Check each line of the records below for the string "files", then state how many lines contain it, with no other output.

(The input)
▬▬▬

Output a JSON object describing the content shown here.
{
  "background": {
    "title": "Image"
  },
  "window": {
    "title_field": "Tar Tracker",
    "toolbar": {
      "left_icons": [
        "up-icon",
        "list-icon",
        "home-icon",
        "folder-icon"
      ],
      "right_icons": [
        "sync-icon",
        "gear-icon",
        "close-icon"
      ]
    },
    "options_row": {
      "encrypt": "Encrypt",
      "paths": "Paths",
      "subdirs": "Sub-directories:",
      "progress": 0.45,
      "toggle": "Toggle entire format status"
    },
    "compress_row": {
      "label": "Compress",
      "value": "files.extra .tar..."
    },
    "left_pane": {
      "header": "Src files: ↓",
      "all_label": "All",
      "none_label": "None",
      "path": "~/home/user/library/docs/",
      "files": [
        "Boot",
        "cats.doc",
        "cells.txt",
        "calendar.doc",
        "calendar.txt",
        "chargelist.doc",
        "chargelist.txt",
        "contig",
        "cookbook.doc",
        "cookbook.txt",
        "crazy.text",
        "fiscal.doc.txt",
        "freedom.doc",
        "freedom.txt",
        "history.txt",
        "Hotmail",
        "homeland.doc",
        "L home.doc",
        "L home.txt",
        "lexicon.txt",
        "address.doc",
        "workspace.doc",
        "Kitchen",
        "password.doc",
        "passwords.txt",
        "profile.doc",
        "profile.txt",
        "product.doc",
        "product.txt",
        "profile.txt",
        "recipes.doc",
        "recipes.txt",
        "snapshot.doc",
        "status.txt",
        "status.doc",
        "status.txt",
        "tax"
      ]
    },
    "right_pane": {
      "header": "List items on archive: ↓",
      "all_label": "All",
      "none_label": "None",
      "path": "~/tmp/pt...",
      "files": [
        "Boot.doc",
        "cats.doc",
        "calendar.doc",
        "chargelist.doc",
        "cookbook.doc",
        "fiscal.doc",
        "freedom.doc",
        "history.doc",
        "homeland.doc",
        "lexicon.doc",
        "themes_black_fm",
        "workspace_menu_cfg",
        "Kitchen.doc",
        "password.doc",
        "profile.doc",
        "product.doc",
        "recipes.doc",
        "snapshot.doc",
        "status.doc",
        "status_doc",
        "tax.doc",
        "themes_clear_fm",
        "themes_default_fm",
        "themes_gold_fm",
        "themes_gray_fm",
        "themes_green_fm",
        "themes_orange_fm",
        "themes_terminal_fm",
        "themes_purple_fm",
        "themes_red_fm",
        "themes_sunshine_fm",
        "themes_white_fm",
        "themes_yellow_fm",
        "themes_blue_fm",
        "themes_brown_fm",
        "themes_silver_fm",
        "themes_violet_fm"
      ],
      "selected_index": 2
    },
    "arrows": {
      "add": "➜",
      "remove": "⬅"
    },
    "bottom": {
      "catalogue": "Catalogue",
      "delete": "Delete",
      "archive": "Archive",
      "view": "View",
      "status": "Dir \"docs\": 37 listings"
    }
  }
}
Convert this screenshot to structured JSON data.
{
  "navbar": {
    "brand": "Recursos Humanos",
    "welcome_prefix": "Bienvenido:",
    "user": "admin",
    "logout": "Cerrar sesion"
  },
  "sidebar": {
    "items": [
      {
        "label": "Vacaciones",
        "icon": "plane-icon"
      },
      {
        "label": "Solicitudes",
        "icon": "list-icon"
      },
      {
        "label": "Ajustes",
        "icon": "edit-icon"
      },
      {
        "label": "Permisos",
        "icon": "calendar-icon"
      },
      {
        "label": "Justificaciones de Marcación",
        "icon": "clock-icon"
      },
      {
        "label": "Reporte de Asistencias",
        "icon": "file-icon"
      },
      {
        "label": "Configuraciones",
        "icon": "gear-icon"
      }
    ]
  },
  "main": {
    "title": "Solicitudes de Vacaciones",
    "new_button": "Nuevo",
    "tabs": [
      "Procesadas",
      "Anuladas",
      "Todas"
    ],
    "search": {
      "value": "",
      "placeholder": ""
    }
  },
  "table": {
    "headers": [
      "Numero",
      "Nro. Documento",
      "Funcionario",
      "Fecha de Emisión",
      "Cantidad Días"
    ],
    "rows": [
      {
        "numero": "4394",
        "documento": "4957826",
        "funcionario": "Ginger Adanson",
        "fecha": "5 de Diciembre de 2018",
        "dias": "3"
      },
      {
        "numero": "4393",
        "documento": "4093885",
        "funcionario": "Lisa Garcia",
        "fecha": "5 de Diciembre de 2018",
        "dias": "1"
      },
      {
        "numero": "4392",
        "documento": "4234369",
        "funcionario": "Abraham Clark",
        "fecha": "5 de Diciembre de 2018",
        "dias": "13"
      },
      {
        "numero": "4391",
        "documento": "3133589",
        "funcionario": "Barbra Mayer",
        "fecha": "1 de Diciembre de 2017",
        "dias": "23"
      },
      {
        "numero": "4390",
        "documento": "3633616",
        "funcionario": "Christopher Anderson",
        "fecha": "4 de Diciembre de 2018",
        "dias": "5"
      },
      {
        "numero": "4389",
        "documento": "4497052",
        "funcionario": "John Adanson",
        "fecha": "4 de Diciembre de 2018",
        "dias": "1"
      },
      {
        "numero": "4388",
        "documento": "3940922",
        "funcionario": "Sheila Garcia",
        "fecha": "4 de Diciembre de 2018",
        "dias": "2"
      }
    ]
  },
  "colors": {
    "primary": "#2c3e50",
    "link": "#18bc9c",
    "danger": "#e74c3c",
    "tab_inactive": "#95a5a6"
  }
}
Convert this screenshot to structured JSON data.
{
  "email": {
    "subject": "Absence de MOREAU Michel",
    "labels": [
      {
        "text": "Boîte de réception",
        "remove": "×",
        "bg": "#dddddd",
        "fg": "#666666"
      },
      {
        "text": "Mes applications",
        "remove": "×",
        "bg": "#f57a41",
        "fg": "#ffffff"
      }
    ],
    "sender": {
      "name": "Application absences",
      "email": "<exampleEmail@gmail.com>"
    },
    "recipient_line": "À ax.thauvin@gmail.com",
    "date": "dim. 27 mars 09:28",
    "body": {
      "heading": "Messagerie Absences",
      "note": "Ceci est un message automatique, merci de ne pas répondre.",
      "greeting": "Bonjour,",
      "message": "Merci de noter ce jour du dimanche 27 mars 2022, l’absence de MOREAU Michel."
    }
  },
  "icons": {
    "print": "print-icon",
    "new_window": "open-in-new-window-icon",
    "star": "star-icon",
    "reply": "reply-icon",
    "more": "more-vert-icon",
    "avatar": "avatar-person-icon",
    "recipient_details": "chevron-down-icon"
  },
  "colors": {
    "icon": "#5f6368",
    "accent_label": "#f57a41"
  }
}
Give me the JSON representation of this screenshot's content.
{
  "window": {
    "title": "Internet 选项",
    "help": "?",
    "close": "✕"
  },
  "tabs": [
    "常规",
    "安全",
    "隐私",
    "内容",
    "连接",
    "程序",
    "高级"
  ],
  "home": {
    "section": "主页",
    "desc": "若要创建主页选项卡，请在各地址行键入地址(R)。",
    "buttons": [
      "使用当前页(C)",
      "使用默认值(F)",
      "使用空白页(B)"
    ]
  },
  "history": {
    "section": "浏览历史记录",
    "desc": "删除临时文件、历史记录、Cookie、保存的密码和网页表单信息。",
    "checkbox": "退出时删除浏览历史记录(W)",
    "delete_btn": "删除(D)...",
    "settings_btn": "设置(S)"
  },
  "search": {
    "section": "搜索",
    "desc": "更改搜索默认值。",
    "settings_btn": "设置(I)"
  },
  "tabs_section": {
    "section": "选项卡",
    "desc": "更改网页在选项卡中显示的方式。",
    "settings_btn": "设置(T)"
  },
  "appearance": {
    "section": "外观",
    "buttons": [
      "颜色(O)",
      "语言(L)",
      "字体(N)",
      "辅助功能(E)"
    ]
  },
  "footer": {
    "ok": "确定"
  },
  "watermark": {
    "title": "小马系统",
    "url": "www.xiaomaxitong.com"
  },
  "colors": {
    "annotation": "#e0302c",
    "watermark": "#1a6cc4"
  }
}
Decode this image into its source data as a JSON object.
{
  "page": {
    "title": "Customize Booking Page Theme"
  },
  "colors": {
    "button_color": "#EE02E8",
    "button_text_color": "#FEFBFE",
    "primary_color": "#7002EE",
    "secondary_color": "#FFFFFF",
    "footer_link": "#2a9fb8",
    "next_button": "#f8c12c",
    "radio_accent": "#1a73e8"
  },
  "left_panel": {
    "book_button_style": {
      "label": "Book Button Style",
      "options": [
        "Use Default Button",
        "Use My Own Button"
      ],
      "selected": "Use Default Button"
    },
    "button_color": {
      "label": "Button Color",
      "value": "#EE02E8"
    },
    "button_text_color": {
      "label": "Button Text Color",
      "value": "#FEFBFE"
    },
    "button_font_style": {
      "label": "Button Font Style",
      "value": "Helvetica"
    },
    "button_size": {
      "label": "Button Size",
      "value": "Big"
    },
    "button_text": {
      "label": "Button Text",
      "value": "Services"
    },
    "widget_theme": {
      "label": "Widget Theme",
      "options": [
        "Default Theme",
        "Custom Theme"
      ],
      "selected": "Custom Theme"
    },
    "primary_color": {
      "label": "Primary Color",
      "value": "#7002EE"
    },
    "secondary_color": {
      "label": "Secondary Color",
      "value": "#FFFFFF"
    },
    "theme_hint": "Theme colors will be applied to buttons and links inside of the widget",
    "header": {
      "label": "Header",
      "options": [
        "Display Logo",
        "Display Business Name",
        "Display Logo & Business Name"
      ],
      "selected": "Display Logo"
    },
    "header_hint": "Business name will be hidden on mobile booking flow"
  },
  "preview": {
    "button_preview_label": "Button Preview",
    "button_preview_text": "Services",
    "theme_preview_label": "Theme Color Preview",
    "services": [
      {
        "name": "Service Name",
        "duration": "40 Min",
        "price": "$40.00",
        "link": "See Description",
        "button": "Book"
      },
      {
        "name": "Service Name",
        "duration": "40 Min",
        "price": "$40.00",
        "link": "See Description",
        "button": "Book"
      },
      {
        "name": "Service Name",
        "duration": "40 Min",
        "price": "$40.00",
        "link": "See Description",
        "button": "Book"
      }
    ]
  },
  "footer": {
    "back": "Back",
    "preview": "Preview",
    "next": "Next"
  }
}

▬▬▬

(In response) 4